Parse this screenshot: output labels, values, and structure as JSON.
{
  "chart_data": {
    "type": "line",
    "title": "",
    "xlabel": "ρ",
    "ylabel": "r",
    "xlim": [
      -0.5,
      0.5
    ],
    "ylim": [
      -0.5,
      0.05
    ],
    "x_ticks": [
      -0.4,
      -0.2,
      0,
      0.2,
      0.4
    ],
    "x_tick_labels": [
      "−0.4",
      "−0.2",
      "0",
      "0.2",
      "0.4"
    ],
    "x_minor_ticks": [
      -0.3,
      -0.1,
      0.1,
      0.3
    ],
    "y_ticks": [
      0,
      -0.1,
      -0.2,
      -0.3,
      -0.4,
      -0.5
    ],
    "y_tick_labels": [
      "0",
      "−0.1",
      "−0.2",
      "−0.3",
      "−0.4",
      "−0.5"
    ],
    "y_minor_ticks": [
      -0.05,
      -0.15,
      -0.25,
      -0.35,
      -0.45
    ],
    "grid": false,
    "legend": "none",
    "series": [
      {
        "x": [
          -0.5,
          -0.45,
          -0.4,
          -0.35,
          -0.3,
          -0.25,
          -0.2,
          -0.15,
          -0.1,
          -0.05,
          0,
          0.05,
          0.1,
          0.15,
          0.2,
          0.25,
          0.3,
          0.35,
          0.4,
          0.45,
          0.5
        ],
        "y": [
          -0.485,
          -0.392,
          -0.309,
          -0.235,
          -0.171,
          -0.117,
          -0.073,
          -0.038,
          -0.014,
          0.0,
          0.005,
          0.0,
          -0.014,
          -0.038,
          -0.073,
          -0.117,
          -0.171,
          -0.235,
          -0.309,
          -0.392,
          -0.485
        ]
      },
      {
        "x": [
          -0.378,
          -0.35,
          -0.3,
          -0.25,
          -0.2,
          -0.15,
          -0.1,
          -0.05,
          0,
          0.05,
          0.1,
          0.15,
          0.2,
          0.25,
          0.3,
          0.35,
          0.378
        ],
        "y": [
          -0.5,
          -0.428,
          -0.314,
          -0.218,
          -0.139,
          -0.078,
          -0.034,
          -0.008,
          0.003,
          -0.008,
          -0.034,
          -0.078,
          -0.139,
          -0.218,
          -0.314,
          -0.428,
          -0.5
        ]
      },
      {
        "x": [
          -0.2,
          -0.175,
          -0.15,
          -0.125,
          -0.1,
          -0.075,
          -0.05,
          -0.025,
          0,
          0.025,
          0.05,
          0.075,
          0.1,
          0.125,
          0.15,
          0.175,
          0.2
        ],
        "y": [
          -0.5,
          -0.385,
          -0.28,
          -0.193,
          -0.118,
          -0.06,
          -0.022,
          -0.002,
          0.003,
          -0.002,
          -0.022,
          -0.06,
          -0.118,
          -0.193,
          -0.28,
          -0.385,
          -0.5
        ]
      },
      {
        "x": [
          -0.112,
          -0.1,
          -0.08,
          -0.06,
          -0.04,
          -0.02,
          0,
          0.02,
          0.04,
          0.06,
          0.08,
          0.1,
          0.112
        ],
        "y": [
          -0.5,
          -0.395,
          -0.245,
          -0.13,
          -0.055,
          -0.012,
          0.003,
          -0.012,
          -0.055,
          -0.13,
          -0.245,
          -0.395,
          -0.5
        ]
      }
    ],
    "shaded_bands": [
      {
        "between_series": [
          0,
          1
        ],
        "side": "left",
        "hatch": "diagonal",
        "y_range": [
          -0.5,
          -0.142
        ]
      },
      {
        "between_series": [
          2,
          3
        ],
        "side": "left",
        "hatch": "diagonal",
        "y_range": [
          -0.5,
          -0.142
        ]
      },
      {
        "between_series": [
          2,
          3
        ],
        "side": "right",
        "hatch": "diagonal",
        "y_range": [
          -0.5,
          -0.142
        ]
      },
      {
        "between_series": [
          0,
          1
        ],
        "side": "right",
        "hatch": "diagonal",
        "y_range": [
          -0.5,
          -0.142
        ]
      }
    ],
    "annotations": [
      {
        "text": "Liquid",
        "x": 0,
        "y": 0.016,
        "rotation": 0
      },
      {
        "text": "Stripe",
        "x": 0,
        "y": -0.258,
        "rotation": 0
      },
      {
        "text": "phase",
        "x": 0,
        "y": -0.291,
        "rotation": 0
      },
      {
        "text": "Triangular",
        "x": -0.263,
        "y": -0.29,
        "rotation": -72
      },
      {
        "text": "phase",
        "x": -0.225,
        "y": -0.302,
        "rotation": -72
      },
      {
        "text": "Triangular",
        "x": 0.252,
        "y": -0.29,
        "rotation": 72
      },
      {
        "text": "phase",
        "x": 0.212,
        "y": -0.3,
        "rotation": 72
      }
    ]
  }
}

Task objective: Repeat the material above exactly.

Output for this exercise:
Parse this screenshot: output labels, values, and structure as JSON.
{
  "chart_data": {
    "type": "line",
    "title": "",
    "xlabel": "ρ",
    "ylabel": "r",
    "xlim": [
      -0.5,
      0.5
    ],
    "ylim": [
      -0.5,
      0.05
    ],
    "x_ticks": [
      -0.4,
      -0.2,
      0,
      0.2,
      0.4
    ],
    "x_tick_labels": [
      "−0.4",
      "−0.2",
      "0",
      "0.2",
      "0.4"
    ],
    "x_minor_ticks": [
      -0.3,
      -0.1,
      0.1,
      0.3
    ],
    "y_ticks": [
      0,
      -0.1,
      -0.2,
      -0.3,
      -0.4,
      -0.5
    ],
    "y_tick_labels": [
      "0",
      "−0.1",
      "−0.2",
      "−0.3",
      "−0.4",
      "−0.5"
    ],
    "y_minor_ticks": [
      -0.05,
      -0.15,
      -0.25,
      -0.35,
      -0.45
    ],
    "grid": false,
    "legend": "none",
    "series": [
      {
        "x": [
          -0.5,
          -0.45,
          -0.4,
          -0.35,
          -0.3,
          -0.25,
          -0.2,
          -0.15,
          -0.1,
          -0.05,
          0,
          0.05,
          0.1,
          0.15,
          0.2,
          0.25,
          0.3,
          0.35,
          0.4,
          0.45,
          0.5
        ],
        "y": [
          -0.485,
          -0.392,
          -0.309,
          -0.235,
          -0.171,
          -0.117,
          -0.073,
          -0.038,
          -0.014,
          0.0,
          0.005,
          0.0,
          -0.014,
          -0.038,
          -0.073,
          -0.117,
          -0.171,
          -0.235,
          -0.309,
          -0.392,
          -0.485
        ]
      },
      {
        "x": [
          -0.378,
          -0.35,
          -0.3,
          -0.25,
          -0.2,
          -0.15,
          -0.1,
          -0.05,
          0,
          0.05,
          0.1,
          0.15,
          0.2,
          0.25,
          0.3,
          0.35,
          0.378
        ],
        "y": [
          -0.5,
          -0.428,
          -0.314,
          -0.218,
          -0.139,
          -0.078,
          -0.034,
          -0.008,
          0.003,
          -0.008,
          -0.034,
          -0.078,
          -0.139,
          -0.218,
          -0.314,
          -0.428,
          -0.5
        ]
      },
      {
        "x": [
          -0.2,
          -0.175,
          -0.15,
          -0.125,
          -0.1,
          -0.075,
          -0.05,
          -0.025,
          0,
          0.025,
          0.05,
          0.075,
          0.1,
          0.125,
          0.15,
          0.175,
          0.2
        ],
        "y": [
          -0.5,
          -0.385,
          -0.28,
          -0.193,
          -0.118,
          -0.06,
          -0.022,
          -0.002,
          0.003,
          -0.002,
          -0.022,
          -0.06,
          -0.118,
          -0.193,
          -0.28,
          -0.385,
          -0.5
        ]
      },
      {
        "x": [
          -0.112,
          -0.1,
          -0.08,
          -0.06,
          -0.04,
          -0.02,
          0,
          0.02,
          0.04,
          0.06,
          0.08,
          0.1,
          0.112
        ],
        "y": [
          -0.5,
          -0.395,
          -0.245,
          -0.13,
          -0.055,
          -0.012,
          0.003,
          -0.012,
          -0.055,
          -0.13,
          -0.245,
          -0.395,
          -0.5
        ]
      }
    ],
    "shaded_bands": [
      {
        "between_series": [
          0,
          1
        ],
        "side": "left",
        "hatch": "diagonal",
        "y_range": [
          -0.5,
          -0.142
        ]
      },
      {
        "between_series": [
          2,
          3
        ],
        "side": "left",
        "hatch": "diagonal",
        "y_range": [
          -0.5,
          -0.142
        ]
      },
      {
        "between_series": [
          2,
          3
        ],
        "side": "right",
        "hatch": "diagonal",
        "y_range": [
          -0.5,
          -0.142
        ]
      },
      {
        "between_series": [
          0,
          1
        ],
        "side": "right",
        "hatch": "diagonal",
        "y_range": [
          -0.5,
          -0.142
        ]
      }
    ],
    "annotations": [
      {
        "text": "Liquid",
        "x": 0,
        "y": 0.016,
        "rotation": 0
      },
      {
        "text": "Stripe",
        "x": 0,
        "y": -0.258,
        "rotation": 0
      },
      {
        "text": "phase",
        "x": 0,
        "y": -0.291,
        "rotation": 0
      },
      {
        "text": "Triangular",
        "x": -0.263,
        "y": -0.29,
        "rotation": -72
      },
      {
        "text": "phase",
        "x": -0.225,
        "y": -0.302,
        "rotation": -72
      },
      {
        "text": "Triangular",
        "x": 0.252,
        "y": -0.29,
        "rotation": 72
      },
      {
        "text": "phase",
        "x": 0.212,
        "y": -0.3,
        "rotation": 72
      }
    ]
  }
}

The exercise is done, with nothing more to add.